What is asked: From the listing below, pull each line that includes "BOPRC".

Entries shown:
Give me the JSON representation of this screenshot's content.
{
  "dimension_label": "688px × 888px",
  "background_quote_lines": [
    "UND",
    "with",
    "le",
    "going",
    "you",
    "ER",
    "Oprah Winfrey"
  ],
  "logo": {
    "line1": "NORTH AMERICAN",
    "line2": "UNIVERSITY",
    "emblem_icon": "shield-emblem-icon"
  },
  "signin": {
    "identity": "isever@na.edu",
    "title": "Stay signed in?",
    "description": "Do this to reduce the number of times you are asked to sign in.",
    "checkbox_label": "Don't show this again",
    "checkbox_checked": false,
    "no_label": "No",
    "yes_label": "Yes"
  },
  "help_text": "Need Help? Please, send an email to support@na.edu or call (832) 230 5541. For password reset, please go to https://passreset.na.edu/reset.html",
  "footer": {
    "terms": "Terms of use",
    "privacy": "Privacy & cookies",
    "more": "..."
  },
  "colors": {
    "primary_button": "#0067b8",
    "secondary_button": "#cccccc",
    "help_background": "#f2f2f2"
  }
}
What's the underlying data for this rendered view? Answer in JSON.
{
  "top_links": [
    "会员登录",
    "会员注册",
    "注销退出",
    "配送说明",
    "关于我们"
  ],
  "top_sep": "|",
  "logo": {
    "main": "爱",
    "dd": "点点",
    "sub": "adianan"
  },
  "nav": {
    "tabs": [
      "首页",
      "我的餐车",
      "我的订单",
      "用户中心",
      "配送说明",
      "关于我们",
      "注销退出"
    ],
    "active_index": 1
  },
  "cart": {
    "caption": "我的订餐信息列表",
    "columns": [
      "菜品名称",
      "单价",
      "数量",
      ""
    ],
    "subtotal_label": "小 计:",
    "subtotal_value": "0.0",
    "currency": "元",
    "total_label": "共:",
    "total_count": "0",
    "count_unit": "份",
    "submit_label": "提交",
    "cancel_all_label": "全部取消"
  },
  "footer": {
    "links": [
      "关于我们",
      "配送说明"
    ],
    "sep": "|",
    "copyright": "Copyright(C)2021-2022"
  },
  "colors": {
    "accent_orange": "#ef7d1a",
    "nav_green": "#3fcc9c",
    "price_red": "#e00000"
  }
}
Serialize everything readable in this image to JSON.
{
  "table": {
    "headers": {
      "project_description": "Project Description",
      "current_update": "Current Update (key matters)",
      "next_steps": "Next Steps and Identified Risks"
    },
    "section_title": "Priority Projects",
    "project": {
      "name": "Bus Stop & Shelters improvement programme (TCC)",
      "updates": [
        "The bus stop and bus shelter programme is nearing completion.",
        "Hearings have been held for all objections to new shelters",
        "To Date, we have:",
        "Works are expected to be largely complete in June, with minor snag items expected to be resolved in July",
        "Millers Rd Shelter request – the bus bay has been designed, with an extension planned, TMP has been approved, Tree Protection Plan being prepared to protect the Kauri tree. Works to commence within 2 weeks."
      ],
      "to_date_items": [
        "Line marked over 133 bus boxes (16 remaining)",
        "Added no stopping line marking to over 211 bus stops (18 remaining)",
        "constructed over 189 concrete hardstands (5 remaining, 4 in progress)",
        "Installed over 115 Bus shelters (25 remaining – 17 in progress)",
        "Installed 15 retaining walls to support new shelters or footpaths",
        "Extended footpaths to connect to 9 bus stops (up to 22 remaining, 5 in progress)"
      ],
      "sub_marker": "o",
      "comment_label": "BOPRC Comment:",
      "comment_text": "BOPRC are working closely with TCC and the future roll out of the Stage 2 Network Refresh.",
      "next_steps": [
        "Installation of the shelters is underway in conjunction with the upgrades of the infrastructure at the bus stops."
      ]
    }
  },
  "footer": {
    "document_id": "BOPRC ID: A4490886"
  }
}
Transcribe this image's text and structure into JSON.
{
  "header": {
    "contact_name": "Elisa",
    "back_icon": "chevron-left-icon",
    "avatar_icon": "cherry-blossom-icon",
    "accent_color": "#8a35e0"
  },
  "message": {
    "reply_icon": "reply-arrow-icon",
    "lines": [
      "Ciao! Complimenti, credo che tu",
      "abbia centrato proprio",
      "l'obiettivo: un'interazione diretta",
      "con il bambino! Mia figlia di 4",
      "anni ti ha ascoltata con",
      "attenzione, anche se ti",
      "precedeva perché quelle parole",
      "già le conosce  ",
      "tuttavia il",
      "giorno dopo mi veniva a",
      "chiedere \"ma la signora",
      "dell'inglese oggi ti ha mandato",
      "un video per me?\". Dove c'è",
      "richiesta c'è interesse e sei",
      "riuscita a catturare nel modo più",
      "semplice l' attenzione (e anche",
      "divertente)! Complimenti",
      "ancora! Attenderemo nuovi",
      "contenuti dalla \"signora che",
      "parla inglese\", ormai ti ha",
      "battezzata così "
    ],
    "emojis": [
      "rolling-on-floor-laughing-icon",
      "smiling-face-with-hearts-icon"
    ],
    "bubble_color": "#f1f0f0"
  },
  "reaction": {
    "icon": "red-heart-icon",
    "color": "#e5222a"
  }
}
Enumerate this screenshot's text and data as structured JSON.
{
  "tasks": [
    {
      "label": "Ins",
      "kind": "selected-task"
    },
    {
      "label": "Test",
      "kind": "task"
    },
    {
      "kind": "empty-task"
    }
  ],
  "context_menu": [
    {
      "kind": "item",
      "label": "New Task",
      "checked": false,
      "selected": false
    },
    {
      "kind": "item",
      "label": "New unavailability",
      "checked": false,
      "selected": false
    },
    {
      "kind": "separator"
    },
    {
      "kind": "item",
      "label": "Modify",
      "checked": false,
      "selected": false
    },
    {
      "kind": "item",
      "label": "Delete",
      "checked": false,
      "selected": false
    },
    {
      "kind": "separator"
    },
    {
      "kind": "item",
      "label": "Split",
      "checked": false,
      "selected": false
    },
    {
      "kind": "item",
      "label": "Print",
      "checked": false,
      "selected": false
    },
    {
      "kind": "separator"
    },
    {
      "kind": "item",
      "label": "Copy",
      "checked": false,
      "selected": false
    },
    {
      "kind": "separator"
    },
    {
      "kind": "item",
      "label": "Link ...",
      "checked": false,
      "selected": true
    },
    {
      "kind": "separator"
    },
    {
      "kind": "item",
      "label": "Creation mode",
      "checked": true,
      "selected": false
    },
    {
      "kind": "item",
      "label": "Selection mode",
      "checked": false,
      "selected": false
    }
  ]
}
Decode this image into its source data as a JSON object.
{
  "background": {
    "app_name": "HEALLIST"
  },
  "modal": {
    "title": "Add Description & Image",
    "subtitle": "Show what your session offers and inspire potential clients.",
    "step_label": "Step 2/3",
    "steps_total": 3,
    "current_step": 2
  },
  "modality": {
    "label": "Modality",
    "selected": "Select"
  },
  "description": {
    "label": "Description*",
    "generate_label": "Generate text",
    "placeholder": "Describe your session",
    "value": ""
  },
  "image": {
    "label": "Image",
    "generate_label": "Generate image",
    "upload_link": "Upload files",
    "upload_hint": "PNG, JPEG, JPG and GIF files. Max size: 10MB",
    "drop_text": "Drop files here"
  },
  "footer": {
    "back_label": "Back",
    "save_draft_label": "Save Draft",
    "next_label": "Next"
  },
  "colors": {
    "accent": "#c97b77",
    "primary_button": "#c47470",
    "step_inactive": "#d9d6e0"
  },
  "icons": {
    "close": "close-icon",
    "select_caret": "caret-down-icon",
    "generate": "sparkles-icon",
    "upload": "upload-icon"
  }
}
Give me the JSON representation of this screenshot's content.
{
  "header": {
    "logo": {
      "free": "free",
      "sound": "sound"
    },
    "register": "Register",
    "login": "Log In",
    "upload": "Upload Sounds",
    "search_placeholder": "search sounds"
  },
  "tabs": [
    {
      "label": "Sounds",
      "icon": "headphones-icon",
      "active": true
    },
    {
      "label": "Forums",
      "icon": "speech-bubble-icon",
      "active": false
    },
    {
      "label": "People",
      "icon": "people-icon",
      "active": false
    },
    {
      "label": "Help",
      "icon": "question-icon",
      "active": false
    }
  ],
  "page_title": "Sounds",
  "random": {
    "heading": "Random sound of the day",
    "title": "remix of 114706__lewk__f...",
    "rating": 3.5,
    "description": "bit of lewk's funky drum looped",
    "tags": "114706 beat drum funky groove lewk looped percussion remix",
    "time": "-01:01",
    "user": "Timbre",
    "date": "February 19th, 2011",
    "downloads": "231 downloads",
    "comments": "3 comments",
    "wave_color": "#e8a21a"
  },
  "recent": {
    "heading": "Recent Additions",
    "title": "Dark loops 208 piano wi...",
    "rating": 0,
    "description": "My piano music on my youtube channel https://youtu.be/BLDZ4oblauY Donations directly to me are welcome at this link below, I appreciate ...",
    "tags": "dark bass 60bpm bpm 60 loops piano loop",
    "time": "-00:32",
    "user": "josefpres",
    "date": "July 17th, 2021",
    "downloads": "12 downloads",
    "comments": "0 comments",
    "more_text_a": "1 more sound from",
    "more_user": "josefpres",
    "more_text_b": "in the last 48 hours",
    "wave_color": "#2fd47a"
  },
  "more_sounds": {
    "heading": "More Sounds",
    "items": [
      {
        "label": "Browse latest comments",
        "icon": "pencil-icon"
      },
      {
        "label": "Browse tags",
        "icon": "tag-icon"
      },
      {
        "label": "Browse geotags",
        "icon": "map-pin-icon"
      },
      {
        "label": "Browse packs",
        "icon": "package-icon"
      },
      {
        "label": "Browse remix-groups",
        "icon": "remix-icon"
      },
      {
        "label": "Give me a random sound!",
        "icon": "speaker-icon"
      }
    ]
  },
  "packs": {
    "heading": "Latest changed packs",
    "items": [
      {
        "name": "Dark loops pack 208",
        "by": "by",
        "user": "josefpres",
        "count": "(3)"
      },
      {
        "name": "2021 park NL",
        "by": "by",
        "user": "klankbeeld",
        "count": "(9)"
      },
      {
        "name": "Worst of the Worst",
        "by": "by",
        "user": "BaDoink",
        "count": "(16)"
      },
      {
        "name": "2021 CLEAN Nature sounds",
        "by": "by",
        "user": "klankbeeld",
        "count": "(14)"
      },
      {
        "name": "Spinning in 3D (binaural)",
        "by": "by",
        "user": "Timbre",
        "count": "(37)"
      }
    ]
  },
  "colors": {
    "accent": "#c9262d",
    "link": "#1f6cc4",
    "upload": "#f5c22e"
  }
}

Solution for this exercise:
      "comment_label": "BOPRC Comment:",
      "comment_text": "BOPRC are working closely with TCC and the future roll out of the Stage 2 Network Refresh.",
    "document_id": "BOPRC ID: A4490886"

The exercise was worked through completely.